WORK REQUIRED: Write out every line of the material below, keeping each one identical to the original.

# START OF THE DATA

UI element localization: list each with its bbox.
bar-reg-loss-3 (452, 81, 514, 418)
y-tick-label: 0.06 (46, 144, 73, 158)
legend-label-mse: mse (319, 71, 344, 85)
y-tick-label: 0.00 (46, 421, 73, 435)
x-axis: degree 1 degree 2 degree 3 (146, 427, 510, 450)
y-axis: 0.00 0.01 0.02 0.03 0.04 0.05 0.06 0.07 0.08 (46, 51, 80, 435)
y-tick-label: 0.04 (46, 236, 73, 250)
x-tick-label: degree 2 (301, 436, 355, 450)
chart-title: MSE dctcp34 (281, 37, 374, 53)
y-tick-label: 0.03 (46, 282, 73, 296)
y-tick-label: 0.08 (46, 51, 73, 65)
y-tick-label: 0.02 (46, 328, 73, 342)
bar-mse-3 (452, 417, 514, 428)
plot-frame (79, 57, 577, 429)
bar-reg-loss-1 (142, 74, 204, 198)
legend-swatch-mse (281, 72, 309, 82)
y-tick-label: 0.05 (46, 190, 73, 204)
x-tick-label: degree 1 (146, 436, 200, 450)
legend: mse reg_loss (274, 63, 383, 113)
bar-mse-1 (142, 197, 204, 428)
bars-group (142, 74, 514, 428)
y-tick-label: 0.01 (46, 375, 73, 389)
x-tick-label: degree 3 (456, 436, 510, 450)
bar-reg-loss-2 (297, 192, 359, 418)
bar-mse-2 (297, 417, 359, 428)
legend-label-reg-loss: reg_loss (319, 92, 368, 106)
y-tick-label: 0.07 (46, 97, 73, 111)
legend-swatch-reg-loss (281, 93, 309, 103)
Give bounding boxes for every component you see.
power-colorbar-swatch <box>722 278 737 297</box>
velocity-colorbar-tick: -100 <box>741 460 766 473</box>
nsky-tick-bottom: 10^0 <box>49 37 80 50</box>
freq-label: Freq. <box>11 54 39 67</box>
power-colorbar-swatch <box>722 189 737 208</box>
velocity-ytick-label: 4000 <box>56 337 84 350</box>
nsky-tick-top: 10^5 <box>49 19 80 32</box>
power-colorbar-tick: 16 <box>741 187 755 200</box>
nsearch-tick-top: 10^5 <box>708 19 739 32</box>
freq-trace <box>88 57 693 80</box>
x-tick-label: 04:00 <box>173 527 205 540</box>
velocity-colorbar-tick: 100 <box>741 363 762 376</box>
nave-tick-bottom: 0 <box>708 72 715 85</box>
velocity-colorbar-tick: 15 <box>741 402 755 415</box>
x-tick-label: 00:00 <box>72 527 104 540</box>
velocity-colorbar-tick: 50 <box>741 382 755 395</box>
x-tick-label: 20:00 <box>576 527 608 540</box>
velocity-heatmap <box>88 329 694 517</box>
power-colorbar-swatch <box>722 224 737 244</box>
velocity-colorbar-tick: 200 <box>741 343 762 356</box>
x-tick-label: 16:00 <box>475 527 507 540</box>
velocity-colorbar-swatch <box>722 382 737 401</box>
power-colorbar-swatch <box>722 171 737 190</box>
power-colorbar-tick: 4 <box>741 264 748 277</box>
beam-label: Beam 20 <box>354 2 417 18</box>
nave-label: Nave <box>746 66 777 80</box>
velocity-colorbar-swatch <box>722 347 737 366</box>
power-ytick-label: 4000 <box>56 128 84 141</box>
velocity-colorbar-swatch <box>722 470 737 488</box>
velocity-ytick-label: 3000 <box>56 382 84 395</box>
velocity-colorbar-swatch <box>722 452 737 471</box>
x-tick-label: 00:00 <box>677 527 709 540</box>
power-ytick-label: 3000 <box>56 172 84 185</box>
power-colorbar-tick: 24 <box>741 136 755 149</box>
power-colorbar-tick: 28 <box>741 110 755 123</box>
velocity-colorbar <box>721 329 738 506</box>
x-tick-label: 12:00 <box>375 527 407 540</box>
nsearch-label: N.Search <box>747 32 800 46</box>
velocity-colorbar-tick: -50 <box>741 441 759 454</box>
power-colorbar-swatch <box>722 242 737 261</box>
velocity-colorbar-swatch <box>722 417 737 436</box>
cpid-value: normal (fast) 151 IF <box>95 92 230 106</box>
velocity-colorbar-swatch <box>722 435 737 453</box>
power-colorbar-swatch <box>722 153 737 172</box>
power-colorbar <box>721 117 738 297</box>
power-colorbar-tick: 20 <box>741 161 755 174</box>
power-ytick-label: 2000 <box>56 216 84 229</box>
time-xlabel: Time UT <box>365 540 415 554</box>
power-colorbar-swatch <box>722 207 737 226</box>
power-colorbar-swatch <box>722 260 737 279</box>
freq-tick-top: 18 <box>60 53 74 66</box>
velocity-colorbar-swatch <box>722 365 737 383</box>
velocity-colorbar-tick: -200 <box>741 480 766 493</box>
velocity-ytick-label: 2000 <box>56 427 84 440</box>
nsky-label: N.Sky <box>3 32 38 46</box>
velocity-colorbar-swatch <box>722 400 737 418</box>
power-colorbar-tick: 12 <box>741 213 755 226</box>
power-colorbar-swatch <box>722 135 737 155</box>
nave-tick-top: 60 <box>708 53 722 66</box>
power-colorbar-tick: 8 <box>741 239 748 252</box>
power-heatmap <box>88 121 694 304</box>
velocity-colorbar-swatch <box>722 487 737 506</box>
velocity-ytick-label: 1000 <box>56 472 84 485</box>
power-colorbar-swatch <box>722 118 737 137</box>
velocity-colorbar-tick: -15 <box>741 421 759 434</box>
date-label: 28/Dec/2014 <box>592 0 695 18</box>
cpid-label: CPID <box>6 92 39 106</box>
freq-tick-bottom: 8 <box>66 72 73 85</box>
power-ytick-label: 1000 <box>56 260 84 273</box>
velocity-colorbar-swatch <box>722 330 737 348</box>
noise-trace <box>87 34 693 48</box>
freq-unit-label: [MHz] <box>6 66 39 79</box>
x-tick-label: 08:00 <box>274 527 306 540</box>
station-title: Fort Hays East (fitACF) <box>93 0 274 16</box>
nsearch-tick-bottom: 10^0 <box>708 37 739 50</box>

# END OF THE DATA

RESPONSE:
UI element localization: list each with its bbox.
bar-reg-loss-3 (452, 81, 514, 418)
y-tick-label: 0.06 (46, 144, 73, 158)
legend-label-mse: mse (319, 71, 344, 85)
y-tick-label: 0.00 (46, 421, 73, 435)
x-axis: degree 1 degree 2 degree 3 (146, 427, 510, 450)
y-axis: 0.00 0.01 0.02 0.03 0.04 0.05 0.06 0.07 0.08 (46, 51, 80, 435)
y-tick-label: 0.04 (46, 236, 73, 250)
x-tick-label: degree 2 (301, 436, 355, 450)
chart-title: MSE dctcp34 (281, 37, 374, 53)
y-tick-label: 0.03 (46, 282, 73, 296)
y-tick-label: 0.08 (46, 51, 73, 65)
y-tick-label: 0.02 (46, 328, 73, 342)
bar-mse-3 (452, 417, 514, 428)
plot-frame (79, 57, 577, 429)
bar-reg-loss-1 (142, 74, 204, 198)
legend-swatch-mse (281, 72, 309, 82)
y-tick-label: 0.05 (46, 190, 73, 204)
x-tick-label: degree 1 (146, 436, 200, 450)
legend: mse reg_loss (274, 63, 383, 113)
bar-mse-1 (142, 197, 204, 428)
bars-group (142, 74, 514, 428)
y-tick-label: 0.01 (46, 375, 73, 389)
x-tick-label: degree 3 (456, 436, 510, 450)
bar-reg-loss-2 (297, 192, 359, 418)
bar-mse-2 (297, 417, 359, 428)
legend-label-reg-loss: reg_loss (319, 92, 368, 106)
y-tick-label: 0.07 (46, 97, 73, 111)
legend-swatch-reg-loss (281, 93, 309, 103)
Give bounding boxes for every component you see.
power-colorbar-swatch <box>722 278 737 297</box>
velocity-colorbar-tick: -100 <box>741 460 766 473</box>
nsky-tick-bottom: 10^0 <box>49 37 80 50</box>
freq-label: Freq. <box>11 54 39 67</box>
power-colorbar-swatch <box>722 189 737 208</box>
velocity-ytick-label: 4000 <box>56 337 84 350</box>
nsky-tick-top: 10^5 <box>49 19 80 32</box>
power-colorbar-tick: 16 <box>741 187 755 200</box>
nsearch-tick-top: 10^5 <box>708 19 739 32</box>
freq-trace <box>88 57 693 80</box>
x-tick-label: 04:00 <box>173 527 205 540</box>
velocity-colorbar-tick: 100 <box>741 363 762 376</box>
nave-tick-bottom: 0 <box>708 72 715 85</box>
velocity-colorbar-tick: 15 <box>741 402 755 415</box>
x-tick-label: 00:00 <box>72 527 104 540</box>
velocity-colorbar-tick: 50 <box>741 382 755 395</box>
x-tick-label: 20:00 <box>576 527 608 540</box>
velocity-heatmap <box>88 329 694 517</box>
power-colorbar-swatch <box>722 224 737 244</box>
velocity-colorbar-tick: 200 <box>741 343 762 356</box>
x-tick-label: 16:00 <box>475 527 507 540</box>
velocity-colorbar-swatch <box>722 382 737 401</box>
power-colorbar-swatch <box>722 171 737 190</box>
power-colorbar-tick: 4 <box>741 264 748 277</box>
beam-label: Beam 20 <box>354 2 417 18</box>
nave-label: Nave <box>746 66 777 80</box>
velocity-colorbar-swatch <box>722 347 737 366</box>
power-ytick-label: 4000 <box>56 128 84 141</box>
velocity-colorbar-swatch <box>722 470 737 488</box>
velocity-ytick-label: 3000 <box>56 382 84 395</box>
velocity-colorbar-swatch <box>722 452 737 471</box>
x-tick-label: 00:00 <box>677 527 709 540</box>
power-ytick-label: 3000 <box>56 172 84 185</box>
power-colorbar-tick: 24 <box>741 136 755 149</box>
power-colorbar-tick: 28 <box>741 110 755 123</box>
velocity-colorbar <box>721 329 738 506</box>
x-tick-label: 12:00 <box>375 527 407 540</box>
nsearch-label: N.Search <box>747 32 800 46</box>
velocity-colorbar-tick: -50 <box>741 441 759 454</box>
power-colorbar-swatch <box>722 242 737 261</box>
velocity-colorbar-swatch <box>722 417 737 436</box>
cpid-value: normal (fast) 151 IF <box>95 92 230 106</box>
velocity-colorbar-swatch <box>722 435 737 453</box>
power-colorbar-swatch <box>722 153 737 172</box>
power-colorbar <box>721 117 738 297</box>
power-colorbar-tick: 20 <box>741 161 755 174</box>
power-ytick-label: 2000 <box>56 216 84 229</box>
time-xlabel: Time UT <box>365 540 415 554</box>
power-colorbar-swatch <box>722 207 737 226</box>
power-colorbar-swatch <box>722 260 737 279</box>
freq-tick-top: 18 <box>60 53 74 66</box>
velocity-colorbar-swatch <box>722 365 737 383</box>
velocity-colorbar-tick: -200 <box>741 480 766 493</box>
velocity-ytick-label: 2000 <box>56 427 84 440</box>
nsky-label: N.Sky <box>3 32 38 46</box>
velocity-colorbar-swatch <box>722 400 737 418</box>
power-colorbar-tick: 12 <box>741 213 755 226</box>
power-colorbar-swatch <box>722 135 737 155</box>
nave-tick-top: 60 <box>708 53 722 66</box>
power-colorbar-tick: 8 <box>741 239 748 252</box>
power-heatmap <box>88 121 694 304</box>
velocity-colorbar-swatch <box>722 487 737 506</box>
velocity-ytick-label: 1000 <box>56 472 84 485</box>
power-colorbar-swatch <box>722 118 737 137</box>
velocity-colorbar-tick: -15 <box>741 421 759 434</box>
date-label: 28/Dec/2014 <box>592 0 695 18</box>
cpid-label: CPID <box>6 92 39 106</box>
freq-tick-bottom: 8 <box>66 72 73 85</box>
power-ytick-label: 1000 <box>56 260 84 273</box>
velocity-colorbar-swatch <box>722 330 737 348</box>
noise-trace <box>87 34 693 48</box>
freq-unit-label: [MHz] <box>6 66 39 79</box>
x-tick-label: 08:00 <box>274 527 306 540</box>
station-title: Fort Hays East (fitACF) <box>93 0 274 16</box>
nsearch-tick-bottom: 10^0 <box>708 37 739 50</box>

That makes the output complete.